> **Problem details**:
Track down every line below that holds "pouzdra" and copy it.

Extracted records

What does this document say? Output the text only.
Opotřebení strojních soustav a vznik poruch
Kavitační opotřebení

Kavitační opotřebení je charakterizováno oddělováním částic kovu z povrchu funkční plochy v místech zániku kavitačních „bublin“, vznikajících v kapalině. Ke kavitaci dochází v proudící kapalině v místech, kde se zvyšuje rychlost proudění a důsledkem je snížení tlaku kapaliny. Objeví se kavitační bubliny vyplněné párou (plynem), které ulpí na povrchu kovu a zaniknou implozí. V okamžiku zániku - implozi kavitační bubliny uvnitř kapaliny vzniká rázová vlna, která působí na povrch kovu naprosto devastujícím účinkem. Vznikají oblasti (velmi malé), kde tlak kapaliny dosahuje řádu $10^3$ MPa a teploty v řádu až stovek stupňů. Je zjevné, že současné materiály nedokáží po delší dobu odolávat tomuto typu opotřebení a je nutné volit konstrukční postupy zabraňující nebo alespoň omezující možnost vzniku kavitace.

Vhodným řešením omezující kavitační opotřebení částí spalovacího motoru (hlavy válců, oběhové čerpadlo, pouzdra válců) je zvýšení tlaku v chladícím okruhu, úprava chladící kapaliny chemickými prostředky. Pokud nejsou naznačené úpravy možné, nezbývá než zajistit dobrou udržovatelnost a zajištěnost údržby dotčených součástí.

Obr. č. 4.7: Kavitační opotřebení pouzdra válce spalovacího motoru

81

> **Written reply**:
Vhodným řešením omezující kavitační opotřebení částí spalovacího motoru (hlavy válců, oběhové čerpadlo, pouzdra válců) je zvýšení tlaku v chladícím okruhu, úprava chladící kapaliny chemickými prostředky. Pokud nejsou naznačené úpravy možné, nezbývá než zajistit dobrou udržovatelnost a zajištěnost údržby dotčených součástí.
Obr. č. 4.7: Kavitační opotřebení pouzdra válce spalovacího motoru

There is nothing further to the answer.